◆ **Exercise goal**: Make an exact copy of all the entries, but do not reproduce the pictures.

Excerpts from a figure dataset:
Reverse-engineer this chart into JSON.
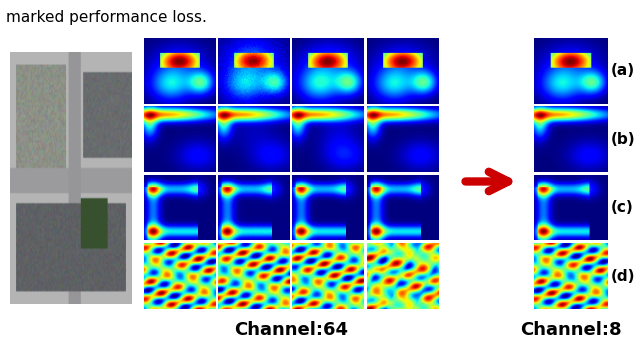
{
  "title_text": "marked performance loss.",
  "channel64_label": "Channel:64",
  "channel8_label": "Channel:8",
  "row_labels": [
    "(a)",
    "(b)",
    "(c)",
    "(d)"
  ],
  "arrow_color": "#cc0000",
  "background_color": "#ffffff",
  "title_fontsize": 11,
  "channel_label_fontsize": 13,
  "row_label_fontsize": 11
}
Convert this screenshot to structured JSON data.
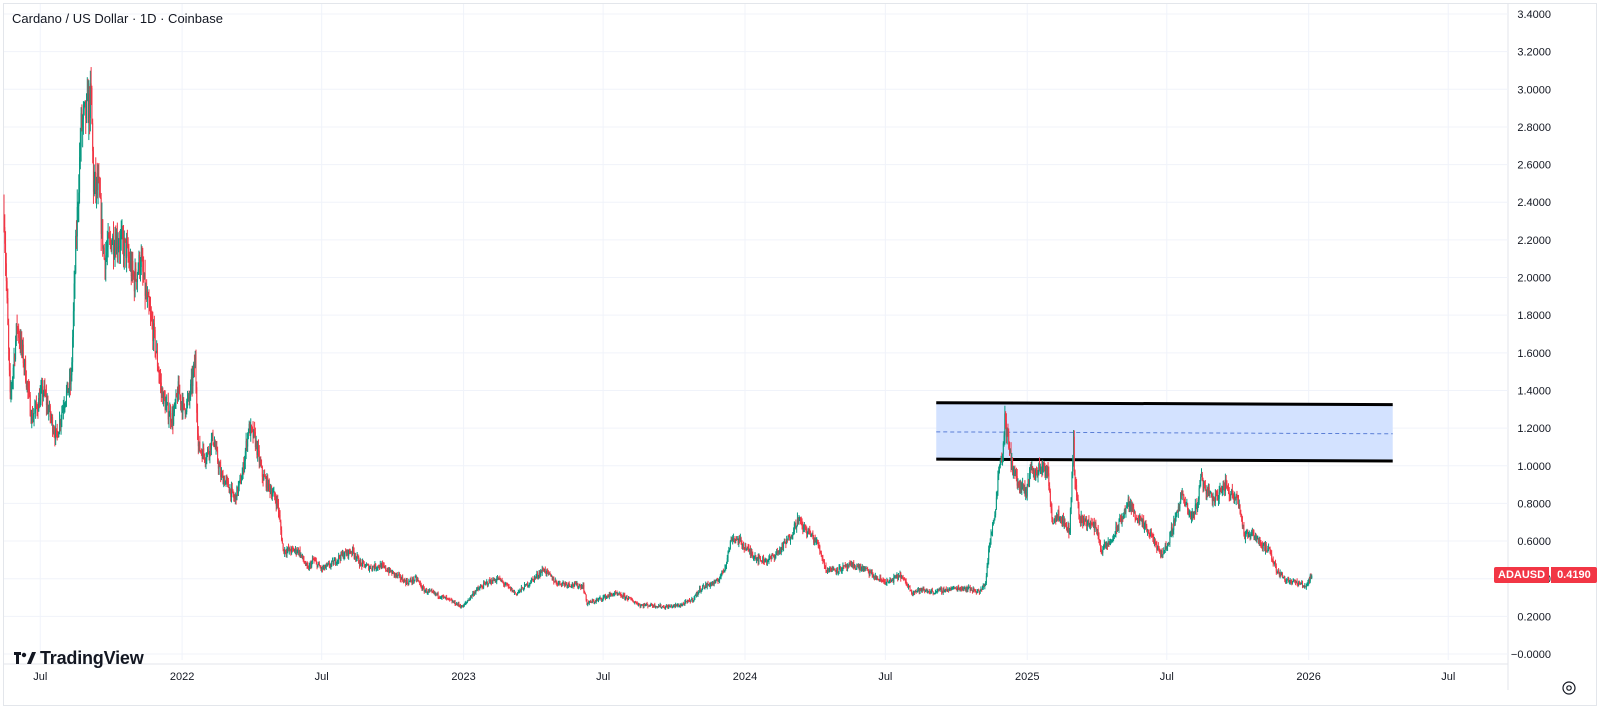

◆ **Exercise output**:
Reverse-engineer this chart into JSON.
{
  "title_text": "marked performance loss.",
  "channel64_label": "Channel:64",
  "channel8_label": "Channel:8",
  "row_labels": [
    "(a)",
    "(b)",
    "(c)",
    "(d)"
  ],
  "arrow_color": "#cc0000",
  "background_color": "#ffffff",
  "title_fontsize": 11,
  "channel_label_fontsize": 13,
  "row_label_fontsize": 11
}
Convert this screenshot to structured JSON data.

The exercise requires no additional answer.